/---

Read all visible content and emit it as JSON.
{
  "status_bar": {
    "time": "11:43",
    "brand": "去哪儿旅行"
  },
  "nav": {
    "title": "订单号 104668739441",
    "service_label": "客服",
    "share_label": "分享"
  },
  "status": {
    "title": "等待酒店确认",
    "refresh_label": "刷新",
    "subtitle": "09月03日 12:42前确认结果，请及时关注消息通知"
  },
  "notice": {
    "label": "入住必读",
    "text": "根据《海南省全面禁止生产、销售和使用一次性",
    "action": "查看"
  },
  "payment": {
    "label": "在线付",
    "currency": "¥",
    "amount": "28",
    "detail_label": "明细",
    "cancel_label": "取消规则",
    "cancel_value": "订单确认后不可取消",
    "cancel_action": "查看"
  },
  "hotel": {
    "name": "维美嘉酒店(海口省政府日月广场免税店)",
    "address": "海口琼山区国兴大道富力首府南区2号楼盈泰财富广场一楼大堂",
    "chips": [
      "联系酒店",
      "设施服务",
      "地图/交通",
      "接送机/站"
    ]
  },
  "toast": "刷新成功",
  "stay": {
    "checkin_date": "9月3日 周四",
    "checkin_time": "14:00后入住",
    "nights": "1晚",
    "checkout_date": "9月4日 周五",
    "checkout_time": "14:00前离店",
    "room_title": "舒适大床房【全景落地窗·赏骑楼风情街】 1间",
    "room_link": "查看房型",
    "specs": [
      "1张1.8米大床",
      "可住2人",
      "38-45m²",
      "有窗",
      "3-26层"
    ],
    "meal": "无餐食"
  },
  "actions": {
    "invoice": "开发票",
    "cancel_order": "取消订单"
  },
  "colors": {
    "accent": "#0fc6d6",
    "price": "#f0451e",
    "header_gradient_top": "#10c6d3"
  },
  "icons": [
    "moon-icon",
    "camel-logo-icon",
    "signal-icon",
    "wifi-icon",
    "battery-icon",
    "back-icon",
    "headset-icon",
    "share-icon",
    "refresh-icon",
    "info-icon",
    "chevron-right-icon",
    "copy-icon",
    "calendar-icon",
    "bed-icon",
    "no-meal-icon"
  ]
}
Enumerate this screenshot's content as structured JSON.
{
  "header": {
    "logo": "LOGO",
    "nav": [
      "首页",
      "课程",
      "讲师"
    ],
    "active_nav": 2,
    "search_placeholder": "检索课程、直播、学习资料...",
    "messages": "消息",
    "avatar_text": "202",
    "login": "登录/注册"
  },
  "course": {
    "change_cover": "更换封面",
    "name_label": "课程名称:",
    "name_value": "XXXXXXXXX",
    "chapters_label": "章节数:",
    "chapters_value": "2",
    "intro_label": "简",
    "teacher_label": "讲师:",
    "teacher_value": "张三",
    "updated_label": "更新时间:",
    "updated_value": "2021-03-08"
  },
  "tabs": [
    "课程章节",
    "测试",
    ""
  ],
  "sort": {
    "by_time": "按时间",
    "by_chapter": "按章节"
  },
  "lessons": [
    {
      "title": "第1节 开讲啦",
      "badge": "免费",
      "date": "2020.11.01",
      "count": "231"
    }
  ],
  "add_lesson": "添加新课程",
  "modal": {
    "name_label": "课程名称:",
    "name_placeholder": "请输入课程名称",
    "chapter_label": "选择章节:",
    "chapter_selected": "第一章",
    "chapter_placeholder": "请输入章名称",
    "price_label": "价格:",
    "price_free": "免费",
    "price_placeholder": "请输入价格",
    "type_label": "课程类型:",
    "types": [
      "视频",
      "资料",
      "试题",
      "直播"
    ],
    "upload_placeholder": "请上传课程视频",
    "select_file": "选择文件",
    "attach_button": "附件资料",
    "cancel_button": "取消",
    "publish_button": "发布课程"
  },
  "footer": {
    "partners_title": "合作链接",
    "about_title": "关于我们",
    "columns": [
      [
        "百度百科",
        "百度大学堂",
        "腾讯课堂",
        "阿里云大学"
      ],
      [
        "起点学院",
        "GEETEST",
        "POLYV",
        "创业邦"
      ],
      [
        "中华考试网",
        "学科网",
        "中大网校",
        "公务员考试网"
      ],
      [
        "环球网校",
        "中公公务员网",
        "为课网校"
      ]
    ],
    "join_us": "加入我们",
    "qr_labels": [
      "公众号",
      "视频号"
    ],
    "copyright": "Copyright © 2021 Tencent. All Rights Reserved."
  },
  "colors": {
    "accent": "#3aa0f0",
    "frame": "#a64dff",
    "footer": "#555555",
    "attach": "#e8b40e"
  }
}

\---

* _TASK INSTRUCTIONS_: Starting from the line containing "Enumerate this screenshot's", repeat each line through the end of the entries, exactly.

* _FULL SOLUTION_:
Enumerate this screenshot's content as structured JSON.
{
  "header": {
    "logo": "LOGO",
    "nav": [
      "首页",
      "课程",
      "讲师"
    ],
    "active_nav": 2,
    "search_placeholder": "检索课程、直播、学习资料...",
    "messages": "消息",
    "avatar_text": "202",
    "login": "登录/注册"
  },
  "course": {
    "change_cover": "更换封面",
    "name_label": "课程名称:",
    "name_value": "XXXXXXXXX",
    "chapters_label": "章节数:",
    "chapters_value": "2",
    "intro_label": "简",
    "teacher_label": "讲师:",
    "teacher_value": "张三",
    "updated_label": "更新时间:",
    "updated_value": "2021-03-08"
  },
  "tabs": [
    "课程章节",
    "测试",
    ""
  ],
  "sort": {
    "by_time": "按时间",
    "by_chapter": "按章节"
  },
  "lessons": [
    {
      "title": "第1节 开讲啦",
      "badge": "免费",
      "date": "2020.11.01",
      "count": "231"
    }
  ],
  "add_lesson": "添加新课程",
  "modal": {
    "name_label": "课程名称:",
    "name_placeholder": "请输入课程名称",
    "chapter_label": "选择章节:",
    "chapter_selected": "第一章",
    "chapter_placeholder": "请输入章名称",
    "price_label": "价格:",
    "price_free": "免费",
    "price_placeholder": "请输入价格",
    "type_label": "课程类型:",
    "types": [
      "视频",
      "资料",
      "试题",
      "直播"
    ],
    "upload_placeholder": "请上传课程视频",
    "select_file": "选择文件",
    "attach_button": "附件资料",
    "cancel_button": "取消",
    "publish_button": "发布课程"
  },
  "footer": {
    "partners_title": "合作链接",
    "about_title": "关于我们",
    "columns": [
      [
        "百度百科",
        "百度大学堂",
        "腾讯课堂",
        "阿里云大学"
      ],
      [
        "起点学院",
        "GEETEST",
        "POLYV",
        "创业邦"
      ],
      [
        "中华考试网",
        "学科网",
        "中大网校",
        "公务员考试网"
      ],
      [
        "环球网校",
        "中公公务员网",
        "为课网校"
      ]
    ],
    "join_us": "加入我们",
    "qr_labels": [
      "公众号",
      "视频号"
    ],
    "copyright": "Copyright © 2021 Tencent. All Rights Reserved."
  },
  "colors": {
    "accent": "#3aa0f0",
    "frame": "#a64dff",
    "footer": "#555555",
    "attach": "#e8b40e"
  }
}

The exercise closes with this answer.